start

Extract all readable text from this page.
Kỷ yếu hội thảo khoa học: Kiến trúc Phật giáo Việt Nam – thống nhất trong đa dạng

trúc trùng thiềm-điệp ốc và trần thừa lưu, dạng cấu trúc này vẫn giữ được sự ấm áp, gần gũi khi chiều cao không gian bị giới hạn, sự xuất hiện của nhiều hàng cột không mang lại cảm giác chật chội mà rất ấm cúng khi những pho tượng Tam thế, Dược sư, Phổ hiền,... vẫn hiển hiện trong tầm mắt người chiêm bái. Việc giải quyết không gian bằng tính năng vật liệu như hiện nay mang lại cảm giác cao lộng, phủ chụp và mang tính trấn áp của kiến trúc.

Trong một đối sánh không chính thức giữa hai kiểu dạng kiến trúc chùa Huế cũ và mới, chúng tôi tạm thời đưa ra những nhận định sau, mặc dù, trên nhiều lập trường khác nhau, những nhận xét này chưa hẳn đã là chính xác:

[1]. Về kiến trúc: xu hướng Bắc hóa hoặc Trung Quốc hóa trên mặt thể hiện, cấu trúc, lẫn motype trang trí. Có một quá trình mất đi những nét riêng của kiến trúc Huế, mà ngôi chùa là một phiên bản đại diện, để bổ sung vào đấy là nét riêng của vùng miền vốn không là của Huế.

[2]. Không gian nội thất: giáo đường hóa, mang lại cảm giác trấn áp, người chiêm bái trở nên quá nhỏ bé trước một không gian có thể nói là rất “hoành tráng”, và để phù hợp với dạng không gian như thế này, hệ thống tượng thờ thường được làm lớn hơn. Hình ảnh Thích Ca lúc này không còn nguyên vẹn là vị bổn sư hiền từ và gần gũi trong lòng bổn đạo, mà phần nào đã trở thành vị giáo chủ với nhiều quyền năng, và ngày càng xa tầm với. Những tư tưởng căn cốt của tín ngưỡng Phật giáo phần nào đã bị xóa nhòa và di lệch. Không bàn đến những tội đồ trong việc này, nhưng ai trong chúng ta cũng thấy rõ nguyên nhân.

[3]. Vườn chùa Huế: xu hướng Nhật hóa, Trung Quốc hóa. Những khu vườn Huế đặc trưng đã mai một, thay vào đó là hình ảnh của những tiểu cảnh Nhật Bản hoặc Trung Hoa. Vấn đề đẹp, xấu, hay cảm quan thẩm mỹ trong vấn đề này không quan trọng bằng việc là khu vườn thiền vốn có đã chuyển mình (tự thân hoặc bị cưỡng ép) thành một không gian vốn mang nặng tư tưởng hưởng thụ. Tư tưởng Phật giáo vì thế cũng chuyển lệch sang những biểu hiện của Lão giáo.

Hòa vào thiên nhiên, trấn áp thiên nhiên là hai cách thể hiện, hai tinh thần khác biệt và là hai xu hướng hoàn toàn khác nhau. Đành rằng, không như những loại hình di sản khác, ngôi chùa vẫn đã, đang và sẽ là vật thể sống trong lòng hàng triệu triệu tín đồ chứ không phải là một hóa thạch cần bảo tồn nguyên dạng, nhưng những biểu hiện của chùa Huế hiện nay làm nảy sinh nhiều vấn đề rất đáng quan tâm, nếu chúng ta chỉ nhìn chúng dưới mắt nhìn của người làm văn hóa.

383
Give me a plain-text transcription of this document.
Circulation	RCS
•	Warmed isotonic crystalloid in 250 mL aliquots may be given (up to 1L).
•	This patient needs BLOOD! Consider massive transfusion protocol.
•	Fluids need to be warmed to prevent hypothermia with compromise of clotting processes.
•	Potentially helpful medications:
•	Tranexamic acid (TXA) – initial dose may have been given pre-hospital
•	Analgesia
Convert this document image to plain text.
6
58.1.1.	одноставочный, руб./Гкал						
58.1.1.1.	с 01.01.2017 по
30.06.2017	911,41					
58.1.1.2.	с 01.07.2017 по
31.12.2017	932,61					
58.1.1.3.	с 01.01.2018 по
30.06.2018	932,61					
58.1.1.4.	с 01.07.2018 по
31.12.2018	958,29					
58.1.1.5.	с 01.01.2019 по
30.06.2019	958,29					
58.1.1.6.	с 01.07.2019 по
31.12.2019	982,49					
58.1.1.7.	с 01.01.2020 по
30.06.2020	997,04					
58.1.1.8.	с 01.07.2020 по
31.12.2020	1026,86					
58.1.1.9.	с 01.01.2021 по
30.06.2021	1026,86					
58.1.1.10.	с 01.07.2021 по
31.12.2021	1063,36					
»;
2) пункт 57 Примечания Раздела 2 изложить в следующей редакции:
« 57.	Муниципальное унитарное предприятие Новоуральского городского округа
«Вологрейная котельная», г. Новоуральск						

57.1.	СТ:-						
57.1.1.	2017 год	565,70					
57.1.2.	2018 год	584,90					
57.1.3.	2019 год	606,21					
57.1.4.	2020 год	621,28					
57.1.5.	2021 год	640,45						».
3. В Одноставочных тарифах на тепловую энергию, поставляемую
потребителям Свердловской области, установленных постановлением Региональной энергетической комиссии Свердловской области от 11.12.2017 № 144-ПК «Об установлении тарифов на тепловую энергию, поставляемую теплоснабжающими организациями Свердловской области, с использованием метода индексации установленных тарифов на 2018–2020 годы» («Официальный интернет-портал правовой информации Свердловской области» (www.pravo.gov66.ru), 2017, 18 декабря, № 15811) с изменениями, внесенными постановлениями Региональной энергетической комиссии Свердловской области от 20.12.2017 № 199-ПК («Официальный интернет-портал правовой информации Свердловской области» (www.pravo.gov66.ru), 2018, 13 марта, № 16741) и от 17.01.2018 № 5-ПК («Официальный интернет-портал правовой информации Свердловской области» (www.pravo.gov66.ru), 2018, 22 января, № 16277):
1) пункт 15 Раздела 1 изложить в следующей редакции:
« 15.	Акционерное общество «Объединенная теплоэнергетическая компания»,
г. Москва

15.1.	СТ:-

end

Exactly as written above, please repeat the entries.

__The answer__.
Extract all readable text from this page.
Kỷ yếu hội thảo khoa học: Kiến trúc Phật giáo Việt Nam – thống nhất trong đa dạng

trúc trùng thiềm-điệp ốc và trần thừa lưu, dạng cấu trúc này vẫn giữ được sự ấm áp, gần gũi khi chiều cao không gian bị giới hạn, sự xuất hiện của nhiều hàng cột không mang lại cảm giác chật chội mà rất ấm cúng khi những pho tượng Tam thế, Dược sư, Phổ hiền,... vẫn hiển hiện trong tầm mắt người chiêm bái. Việc giải quyết không gian bằng tính năng vật liệu như hiện nay mang lại cảm giác cao lộng, phủ chụp và mang tính trấn áp của kiến trúc.

Trong một đối sánh không chính thức giữa hai kiểu dạng kiến trúc chùa Huế cũ và mới, chúng tôi tạm thời đưa ra những nhận định sau, mặc dù, trên nhiều lập trường khác nhau, những nhận xét này chưa hẳn đã là chính xác:

[1]. Về kiến trúc: xu hướng Bắc hóa hoặc Trung Quốc hóa trên mặt thể hiện, cấu trúc, lẫn motype trang trí. Có một quá trình mất đi những nét riêng của kiến trúc Huế, mà ngôi chùa là một phiên bản đại diện, để bổ sung vào đấy là nét riêng của vùng miền vốn không là của Huế.

[2]. Không gian nội thất: giáo đường hóa, mang lại cảm giác trấn áp, người chiêm bái trở nên quá nhỏ bé trước một không gian có thể nói là rất “hoành tráng”, và để phù hợp với dạng không gian như thế này, hệ thống tượng thờ thường được làm lớn hơn. Hình ảnh Thích Ca lúc này không còn nguyên vẹn là vị bổn sư hiền từ và gần gũi trong lòng bổn đạo, mà phần nào đã trở thành vị giáo chủ với nhiều quyền năng, và ngày càng xa tầm với. Những tư tưởng căn cốt của tín ngưỡng Phật giáo phần nào đã bị xóa nhòa và di lệch. Không bàn đến những tội đồ trong việc này, nhưng ai trong chúng ta cũng thấy rõ nguyên nhân.

[3]. Vườn chùa Huế: xu hướng Nhật hóa, Trung Quốc hóa. Những khu vườn Huế đặc trưng đã mai một, thay vào đó là hình ảnh của những tiểu cảnh Nhật Bản hoặc Trung Hoa. Vấn đề đẹp, xấu, hay cảm quan thẩm mỹ trong vấn đề này không quan trọng bằng việc là khu vườn thiền vốn có đã chuyển mình (tự thân hoặc bị cưỡng ép) thành một không gian vốn mang nặng tư tưởng hưởng thụ. Tư tưởng Phật giáo vì thế cũng chuyển lệch sang những biểu hiện của Lão giáo.

Hòa vào thiên nhiên, trấn áp thiên nhiên là hai cách thể hiện, hai tinh thần khác biệt và là hai xu hướng hoàn toàn khác nhau. Đành rằng, không như những loại hình di sản khác, ngôi chùa vẫn đã, đang và sẽ là vật thể sống trong lòng hàng triệu triệu tín đồ chứ không phải là một hóa thạch cần bảo tồn nguyên dạng, nhưng những biểu hiện của chùa Huế hiện nay làm nảy sinh nhiều vấn đề rất đáng quan tâm, nếu chúng ta chỉ nhìn chúng dưới mắt nhìn của người làm văn hóa.

383
Give me a plain-text transcription of this document.
Circulation	RCS
•	Warmed isotonic crystalloid in 250 mL aliquots may be given (up to 1L).
•	This patient needs BLOOD! Consider massive transfusion protocol.
•	Fluids need to be warmed to prevent hypothermia with compromise of clotting processes.
•	Potentially helpful medications:
•	Tranexamic acid (TXA) – initial dose may have been given pre-hospital
•	Analgesia
Convert this document image to plain text.
6
58.1.1.	одноставочный, руб./Гкал						
58.1.1.1.	с 01.01.2017 по
30.06.2017	911,41					
58.1.1.2.	с 01.07.2017 по
31.12.2017	932,61					
58.1.1.3.	с 01.01.2018 по
30.06.2018	932,61					
58.1.1.4.	с 01.07.2018 по
31.12.2018	958,29					
58.1.1.5.	с 01.01.2019 по
30.06.2019	958,29					
58.1.1.6.	с 01.07.2019 по
31.12.2019	982,49					
58.1.1.7.	с 01.01.2020 по
30.06.2020	997,04					
58.1.1.8.	с 01.07.2020 по
31.12.2020	1026,86					
58.1.1.9.	с 01.01.2021 по
30.06.2021	1026,86					
58.1.1.10.	с 01.07.2021 по
31.12.2021	1063,36					
»;
2) пункт 57 Примечания Раздела 2 изложить в следующей редакции:
« 57.	Муниципальное унитарное предприятие Новоуральского городского округа
«Вологрейная котельная», г. Новоуральск						

57.1.	СТ:-						
57.1.1.	2017 год	565,70					
57.1.2.	2018 год	584,90					
57.1.3.	2019 год	606,21					
57.1.4.	2020 год	621,28					
57.1.5.	2021 год	640,45						».
3. В Одноставочных тарифах на тепловую энергию, поставляемую
потребителям Свердловской области, установленных постановлением Региональной энергетической комиссии Свердловской области от 11.12.2017 № 144-ПК «Об установлении тарифов на тепловую энергию, поставляемую теплоснабжающими организациями Свердловской области, с использованием метода индексации установленных тарифов на 2018–2020 годы» («Официальный интернет-портал правовой информации Свердловской области» (www.pravo.gov66.ru), 2017, 18 декабря, № 15811) с изменениями, внесенными постановлениями Региональной энергетической комиссии Свердловской области от 20.12.2017 № 199-ПК («Официальный интернет-портал правовой информации Свердловской области» (www.pravo.gov66.ru), 2018, 13 марта, № 16741) и от 17.01.2018 № 5-ПК («Официальный интернет-портал правовой информации Свердловской области» (www.pravo.gov66.ru), 2018, 22 января, № 16277):
1) пункт 15 Раздела 1 изложить в следующей редакции:
« 15.	Акционерное общество «Объединенная теплоэнергетическая компания»,
г. Москва

15.1.	СТ:-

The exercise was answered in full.